= What is expected =
Output exactly the lines between the line that contains "Give me the" and the last line of the material, counting both.

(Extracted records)
========

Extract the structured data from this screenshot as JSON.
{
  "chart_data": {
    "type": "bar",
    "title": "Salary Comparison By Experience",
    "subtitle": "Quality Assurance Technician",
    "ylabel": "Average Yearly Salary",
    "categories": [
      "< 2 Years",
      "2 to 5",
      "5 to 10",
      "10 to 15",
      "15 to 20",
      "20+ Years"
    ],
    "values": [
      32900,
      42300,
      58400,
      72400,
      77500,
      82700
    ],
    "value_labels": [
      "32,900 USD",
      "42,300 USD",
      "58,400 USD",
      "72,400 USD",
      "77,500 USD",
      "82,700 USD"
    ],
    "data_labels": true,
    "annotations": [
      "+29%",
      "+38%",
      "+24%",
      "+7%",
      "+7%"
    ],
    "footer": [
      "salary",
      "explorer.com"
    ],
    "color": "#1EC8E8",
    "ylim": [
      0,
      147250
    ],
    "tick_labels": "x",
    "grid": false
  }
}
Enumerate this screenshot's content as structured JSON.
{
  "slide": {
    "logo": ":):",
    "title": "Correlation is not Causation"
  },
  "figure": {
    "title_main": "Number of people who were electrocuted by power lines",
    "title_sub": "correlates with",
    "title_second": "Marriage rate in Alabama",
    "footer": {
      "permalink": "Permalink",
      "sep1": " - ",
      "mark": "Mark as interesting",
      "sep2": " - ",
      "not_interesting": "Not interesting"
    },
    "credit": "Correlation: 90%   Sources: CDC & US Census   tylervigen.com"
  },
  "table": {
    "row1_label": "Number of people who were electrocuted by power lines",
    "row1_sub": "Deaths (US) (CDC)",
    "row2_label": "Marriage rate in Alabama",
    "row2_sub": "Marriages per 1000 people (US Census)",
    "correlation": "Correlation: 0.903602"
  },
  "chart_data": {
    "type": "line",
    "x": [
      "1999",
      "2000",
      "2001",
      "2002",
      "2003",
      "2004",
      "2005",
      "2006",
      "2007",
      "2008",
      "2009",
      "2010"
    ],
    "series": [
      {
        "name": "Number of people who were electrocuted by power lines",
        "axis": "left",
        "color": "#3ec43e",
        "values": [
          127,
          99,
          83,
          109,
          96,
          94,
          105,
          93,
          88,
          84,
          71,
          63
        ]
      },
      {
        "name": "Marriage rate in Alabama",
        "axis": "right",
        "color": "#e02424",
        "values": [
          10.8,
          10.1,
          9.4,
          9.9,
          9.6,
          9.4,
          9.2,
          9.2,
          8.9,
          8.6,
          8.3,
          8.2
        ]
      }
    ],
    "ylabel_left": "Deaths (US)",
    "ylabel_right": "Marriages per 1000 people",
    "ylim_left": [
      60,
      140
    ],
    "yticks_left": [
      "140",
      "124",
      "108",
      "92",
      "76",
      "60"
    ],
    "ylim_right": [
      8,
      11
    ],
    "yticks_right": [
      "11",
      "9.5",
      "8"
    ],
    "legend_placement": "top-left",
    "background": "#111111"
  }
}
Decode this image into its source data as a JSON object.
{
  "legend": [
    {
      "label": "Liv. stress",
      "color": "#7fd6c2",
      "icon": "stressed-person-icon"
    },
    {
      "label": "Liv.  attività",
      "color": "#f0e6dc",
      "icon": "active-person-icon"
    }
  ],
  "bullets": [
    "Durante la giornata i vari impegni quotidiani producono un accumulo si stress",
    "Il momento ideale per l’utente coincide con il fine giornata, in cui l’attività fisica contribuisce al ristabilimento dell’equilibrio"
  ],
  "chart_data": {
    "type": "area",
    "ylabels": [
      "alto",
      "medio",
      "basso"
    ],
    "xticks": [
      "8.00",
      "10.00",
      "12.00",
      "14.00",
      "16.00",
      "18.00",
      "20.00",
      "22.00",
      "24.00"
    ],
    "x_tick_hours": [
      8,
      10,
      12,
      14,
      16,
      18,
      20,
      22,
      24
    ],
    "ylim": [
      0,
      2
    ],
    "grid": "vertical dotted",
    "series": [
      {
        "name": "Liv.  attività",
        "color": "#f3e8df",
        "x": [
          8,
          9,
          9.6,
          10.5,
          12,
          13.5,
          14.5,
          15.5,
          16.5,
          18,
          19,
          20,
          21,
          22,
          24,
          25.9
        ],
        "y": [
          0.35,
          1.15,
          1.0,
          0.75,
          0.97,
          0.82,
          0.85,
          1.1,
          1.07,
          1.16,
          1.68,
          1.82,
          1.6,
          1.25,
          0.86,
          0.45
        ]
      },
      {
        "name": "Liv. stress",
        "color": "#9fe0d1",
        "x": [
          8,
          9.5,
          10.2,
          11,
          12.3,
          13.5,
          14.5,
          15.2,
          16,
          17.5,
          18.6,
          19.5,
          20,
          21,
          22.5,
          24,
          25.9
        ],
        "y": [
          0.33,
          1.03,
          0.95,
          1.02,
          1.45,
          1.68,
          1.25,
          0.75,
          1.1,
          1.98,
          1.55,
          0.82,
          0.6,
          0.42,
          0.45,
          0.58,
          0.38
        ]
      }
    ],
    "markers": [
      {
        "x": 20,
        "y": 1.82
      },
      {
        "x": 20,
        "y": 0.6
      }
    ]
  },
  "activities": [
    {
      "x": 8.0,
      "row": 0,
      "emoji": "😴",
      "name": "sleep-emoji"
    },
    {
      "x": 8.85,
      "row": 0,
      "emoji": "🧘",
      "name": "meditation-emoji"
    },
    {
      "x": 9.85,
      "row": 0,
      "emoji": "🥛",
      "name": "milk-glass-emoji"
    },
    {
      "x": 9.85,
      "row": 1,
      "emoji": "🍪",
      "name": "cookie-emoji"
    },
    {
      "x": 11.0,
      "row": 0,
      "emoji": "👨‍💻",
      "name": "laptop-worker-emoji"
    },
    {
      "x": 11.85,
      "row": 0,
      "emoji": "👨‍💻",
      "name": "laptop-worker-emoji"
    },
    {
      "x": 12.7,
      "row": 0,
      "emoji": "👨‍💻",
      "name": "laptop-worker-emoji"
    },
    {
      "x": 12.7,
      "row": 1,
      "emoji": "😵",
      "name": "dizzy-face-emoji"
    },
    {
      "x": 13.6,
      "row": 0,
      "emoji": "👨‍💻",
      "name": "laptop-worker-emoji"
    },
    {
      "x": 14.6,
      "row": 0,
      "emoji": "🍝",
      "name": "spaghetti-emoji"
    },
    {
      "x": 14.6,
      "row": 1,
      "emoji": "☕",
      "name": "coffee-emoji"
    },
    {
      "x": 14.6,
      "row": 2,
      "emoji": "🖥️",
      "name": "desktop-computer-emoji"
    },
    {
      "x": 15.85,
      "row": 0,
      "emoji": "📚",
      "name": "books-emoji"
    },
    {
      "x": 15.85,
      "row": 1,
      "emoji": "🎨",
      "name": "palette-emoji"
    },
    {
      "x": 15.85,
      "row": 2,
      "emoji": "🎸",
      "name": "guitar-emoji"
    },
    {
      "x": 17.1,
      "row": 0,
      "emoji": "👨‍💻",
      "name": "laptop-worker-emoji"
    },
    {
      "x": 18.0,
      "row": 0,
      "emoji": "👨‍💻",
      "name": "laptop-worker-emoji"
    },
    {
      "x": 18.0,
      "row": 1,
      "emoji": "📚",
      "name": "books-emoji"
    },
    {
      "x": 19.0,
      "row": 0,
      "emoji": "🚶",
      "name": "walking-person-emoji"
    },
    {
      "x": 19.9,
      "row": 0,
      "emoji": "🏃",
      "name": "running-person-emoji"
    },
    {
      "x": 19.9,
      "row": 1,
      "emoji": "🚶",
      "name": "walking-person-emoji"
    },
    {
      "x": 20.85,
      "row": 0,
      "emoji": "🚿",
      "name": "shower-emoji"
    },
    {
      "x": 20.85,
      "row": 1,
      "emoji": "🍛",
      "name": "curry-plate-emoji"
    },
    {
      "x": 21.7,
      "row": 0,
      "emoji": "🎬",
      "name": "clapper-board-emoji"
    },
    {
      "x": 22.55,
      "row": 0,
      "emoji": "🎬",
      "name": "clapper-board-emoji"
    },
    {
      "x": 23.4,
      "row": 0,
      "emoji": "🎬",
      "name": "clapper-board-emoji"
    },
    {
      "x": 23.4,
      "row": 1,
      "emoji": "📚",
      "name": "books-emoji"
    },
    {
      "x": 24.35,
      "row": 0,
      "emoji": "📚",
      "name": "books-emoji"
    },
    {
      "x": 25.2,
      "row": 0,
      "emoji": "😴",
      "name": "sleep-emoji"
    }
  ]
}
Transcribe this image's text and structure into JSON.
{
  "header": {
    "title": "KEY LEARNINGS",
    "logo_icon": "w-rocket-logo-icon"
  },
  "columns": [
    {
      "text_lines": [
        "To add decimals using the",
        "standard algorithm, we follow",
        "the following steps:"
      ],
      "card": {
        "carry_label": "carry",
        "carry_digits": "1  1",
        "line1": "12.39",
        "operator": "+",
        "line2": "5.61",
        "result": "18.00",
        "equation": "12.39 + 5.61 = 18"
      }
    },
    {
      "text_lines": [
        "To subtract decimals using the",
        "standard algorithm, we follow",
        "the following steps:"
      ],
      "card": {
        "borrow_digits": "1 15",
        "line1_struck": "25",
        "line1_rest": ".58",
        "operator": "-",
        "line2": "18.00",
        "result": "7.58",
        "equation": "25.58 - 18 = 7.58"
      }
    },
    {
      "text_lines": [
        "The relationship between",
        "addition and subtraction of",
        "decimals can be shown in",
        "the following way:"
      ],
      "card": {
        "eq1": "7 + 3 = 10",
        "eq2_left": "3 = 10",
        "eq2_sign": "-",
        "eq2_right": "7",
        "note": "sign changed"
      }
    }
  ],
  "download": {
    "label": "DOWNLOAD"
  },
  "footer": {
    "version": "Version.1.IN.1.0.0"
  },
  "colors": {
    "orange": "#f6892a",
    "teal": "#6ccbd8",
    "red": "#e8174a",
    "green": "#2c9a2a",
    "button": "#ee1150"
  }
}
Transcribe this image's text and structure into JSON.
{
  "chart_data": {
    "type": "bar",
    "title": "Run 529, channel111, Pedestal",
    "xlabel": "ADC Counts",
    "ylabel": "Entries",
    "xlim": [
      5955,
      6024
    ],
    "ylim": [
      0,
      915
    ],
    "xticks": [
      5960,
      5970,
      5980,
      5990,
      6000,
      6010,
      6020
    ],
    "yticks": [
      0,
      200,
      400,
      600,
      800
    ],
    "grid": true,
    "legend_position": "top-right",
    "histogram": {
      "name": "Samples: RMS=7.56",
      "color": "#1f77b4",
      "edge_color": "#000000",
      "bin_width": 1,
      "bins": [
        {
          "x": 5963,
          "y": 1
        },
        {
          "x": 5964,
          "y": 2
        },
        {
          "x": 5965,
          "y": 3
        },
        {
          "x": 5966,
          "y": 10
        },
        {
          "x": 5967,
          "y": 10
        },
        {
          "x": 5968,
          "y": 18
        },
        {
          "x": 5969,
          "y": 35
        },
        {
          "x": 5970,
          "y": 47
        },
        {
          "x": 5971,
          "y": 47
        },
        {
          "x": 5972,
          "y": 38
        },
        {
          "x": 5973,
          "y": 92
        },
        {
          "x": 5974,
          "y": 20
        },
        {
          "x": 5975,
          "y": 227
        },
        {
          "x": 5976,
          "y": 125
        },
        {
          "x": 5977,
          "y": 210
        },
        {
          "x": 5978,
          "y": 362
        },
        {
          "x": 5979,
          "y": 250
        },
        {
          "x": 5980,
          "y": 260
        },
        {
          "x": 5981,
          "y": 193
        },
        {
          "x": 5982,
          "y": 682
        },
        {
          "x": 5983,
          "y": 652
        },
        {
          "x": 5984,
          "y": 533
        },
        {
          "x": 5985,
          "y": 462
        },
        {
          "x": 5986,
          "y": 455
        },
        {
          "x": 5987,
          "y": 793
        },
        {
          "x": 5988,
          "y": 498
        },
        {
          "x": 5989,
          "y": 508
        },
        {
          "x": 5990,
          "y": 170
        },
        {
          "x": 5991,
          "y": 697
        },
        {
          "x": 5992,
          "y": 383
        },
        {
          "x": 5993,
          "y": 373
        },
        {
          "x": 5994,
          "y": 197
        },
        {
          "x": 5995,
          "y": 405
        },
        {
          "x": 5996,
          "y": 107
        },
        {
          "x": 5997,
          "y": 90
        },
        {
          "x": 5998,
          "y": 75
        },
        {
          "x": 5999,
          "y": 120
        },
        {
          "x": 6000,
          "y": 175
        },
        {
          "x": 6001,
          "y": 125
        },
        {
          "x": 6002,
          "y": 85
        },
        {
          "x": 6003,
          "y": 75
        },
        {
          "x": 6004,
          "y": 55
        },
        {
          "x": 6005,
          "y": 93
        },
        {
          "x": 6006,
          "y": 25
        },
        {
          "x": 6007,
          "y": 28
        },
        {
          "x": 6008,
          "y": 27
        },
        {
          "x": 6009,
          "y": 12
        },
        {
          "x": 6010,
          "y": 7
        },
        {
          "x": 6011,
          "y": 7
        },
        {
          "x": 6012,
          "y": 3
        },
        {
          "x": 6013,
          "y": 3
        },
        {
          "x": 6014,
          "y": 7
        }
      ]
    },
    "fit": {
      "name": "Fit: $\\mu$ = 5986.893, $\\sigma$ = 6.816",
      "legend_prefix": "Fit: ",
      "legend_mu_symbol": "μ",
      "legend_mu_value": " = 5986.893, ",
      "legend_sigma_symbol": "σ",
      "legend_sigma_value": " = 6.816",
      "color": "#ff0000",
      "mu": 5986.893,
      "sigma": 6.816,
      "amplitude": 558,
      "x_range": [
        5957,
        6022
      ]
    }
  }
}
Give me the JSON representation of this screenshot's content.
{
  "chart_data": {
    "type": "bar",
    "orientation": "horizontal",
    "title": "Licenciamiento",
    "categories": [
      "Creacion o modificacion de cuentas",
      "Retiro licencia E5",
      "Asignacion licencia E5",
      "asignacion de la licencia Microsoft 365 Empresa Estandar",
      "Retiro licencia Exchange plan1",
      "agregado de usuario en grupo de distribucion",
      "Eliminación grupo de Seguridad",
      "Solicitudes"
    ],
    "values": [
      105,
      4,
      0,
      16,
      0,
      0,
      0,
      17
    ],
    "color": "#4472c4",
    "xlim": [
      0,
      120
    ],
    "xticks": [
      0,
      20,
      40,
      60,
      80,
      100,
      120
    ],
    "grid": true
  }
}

========

= Exercise result =
Give me the JSON representation of this screenshot's content.
{
  "chart_data": {
    "type": "bar",
    "orientation": "horizontal",
    "title": "Licenciamiento",
    "categories": [
      "Creacion o modificacion de cuentas",
      "Retiro licencia E5",
      "Asignacion licencia E5",
      "asignacion de la licencia Microsoft 365 Empresa Estandar",
      "Retiro licencia Exchange plan1",
      "agregado de usuario en grupo de distribucion",
      "Eliminación grupo de Seguridad",
      "Solicitudes"
    ],
    "values": [
      105,
      4,
      0,
      16,
      0,
      0,
      0,
      17
    ],
    "color": "#4472c4",
    "xlim": [
      0,
      120
    ],
    "xticks": [
      0,
      20,
      40,
      60,
      80,
      100,
      120
    ],
    "grid": true
  }
}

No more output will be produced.